» **Task objective**: Copy out each line that includes the word "ingredients".

Material for this task start

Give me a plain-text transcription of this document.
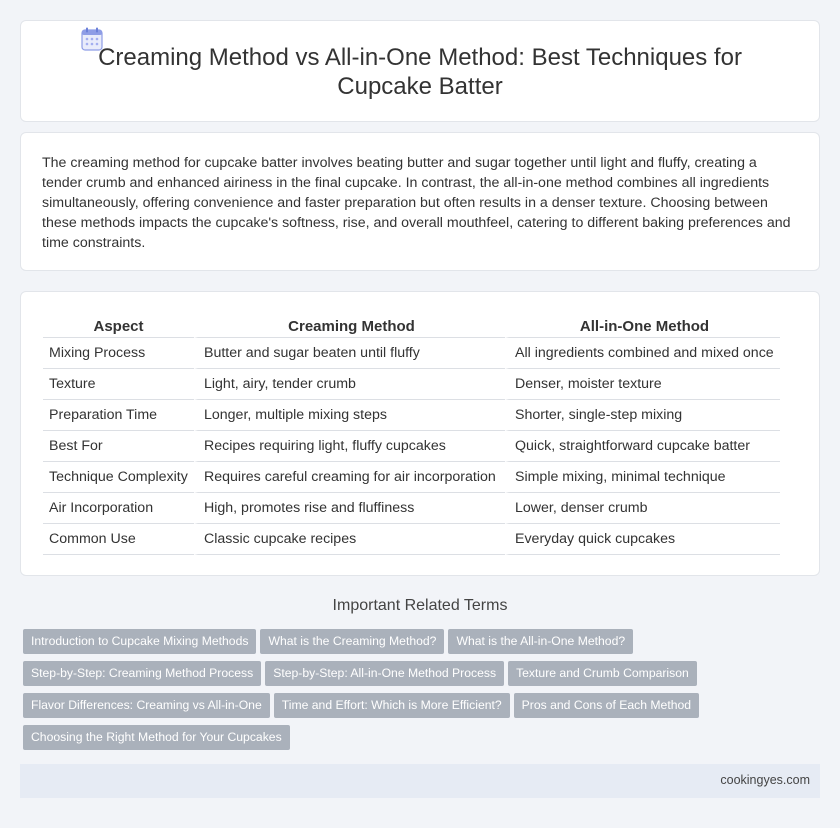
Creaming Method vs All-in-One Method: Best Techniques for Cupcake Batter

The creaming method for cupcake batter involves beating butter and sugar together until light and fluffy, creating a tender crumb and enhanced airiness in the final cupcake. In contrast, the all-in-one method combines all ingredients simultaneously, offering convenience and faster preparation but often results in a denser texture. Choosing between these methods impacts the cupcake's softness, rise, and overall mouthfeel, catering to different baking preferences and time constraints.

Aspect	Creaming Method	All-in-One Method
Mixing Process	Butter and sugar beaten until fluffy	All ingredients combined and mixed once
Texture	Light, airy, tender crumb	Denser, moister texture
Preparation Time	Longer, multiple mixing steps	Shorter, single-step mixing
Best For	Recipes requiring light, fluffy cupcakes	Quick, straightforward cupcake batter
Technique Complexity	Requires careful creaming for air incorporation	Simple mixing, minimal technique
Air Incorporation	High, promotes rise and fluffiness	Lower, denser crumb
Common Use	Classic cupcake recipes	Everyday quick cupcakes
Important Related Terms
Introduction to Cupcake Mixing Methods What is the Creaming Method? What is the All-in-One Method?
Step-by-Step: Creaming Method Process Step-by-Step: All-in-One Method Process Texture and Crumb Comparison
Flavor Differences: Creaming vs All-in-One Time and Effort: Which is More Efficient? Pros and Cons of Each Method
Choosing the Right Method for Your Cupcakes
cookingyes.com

Material for this task end
Material for this task start

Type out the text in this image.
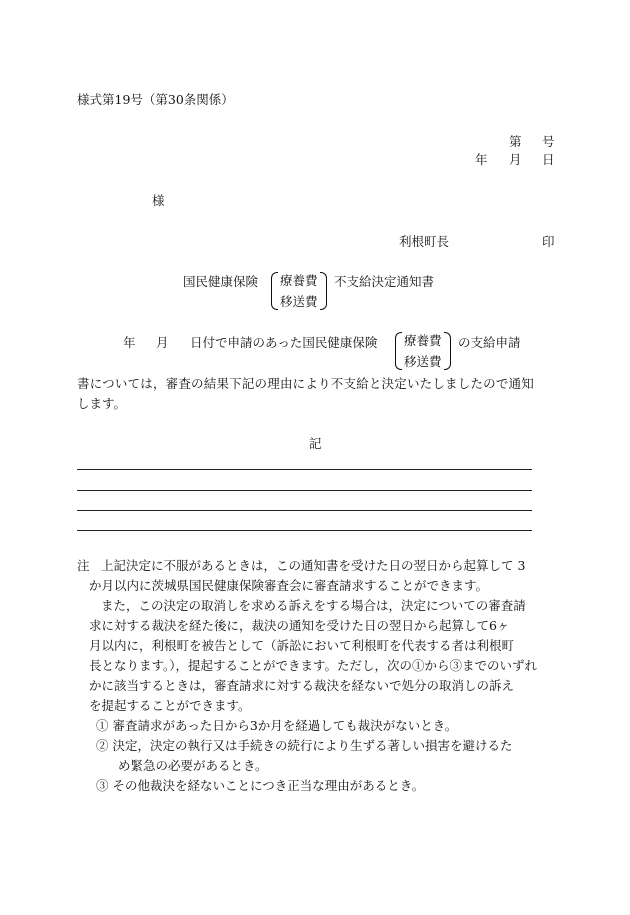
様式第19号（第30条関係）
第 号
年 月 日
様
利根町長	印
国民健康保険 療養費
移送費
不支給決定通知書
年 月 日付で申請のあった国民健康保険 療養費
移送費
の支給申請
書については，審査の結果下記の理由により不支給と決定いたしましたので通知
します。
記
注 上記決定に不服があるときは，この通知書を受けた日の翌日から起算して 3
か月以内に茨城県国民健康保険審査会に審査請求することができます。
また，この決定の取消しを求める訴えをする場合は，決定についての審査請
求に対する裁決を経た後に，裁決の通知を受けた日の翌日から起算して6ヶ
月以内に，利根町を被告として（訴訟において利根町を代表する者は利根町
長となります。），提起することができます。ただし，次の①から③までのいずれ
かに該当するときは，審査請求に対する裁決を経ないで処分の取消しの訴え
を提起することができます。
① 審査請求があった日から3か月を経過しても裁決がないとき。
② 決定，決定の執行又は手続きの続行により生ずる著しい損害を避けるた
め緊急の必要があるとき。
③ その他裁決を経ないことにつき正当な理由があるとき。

Material for this task end

» **Exercise result**:
The creaming method for cupcake batter involves beating butter and sugar together until light and fluffy, creating a tender crumb and enhanced airiness in the final cupcake. In contrast, the all-in-one method combines all ingredients simultaneously, offering convenience and faster preparation but often results in a denser texture. Choosing between these methods impacts the cupcake's softness, rise, and overall mouthfeel, catering to different baking preferences and time constraints.
Mixing Process	Butter and sugar beaten until fluffy	All ingredients combined and mixed once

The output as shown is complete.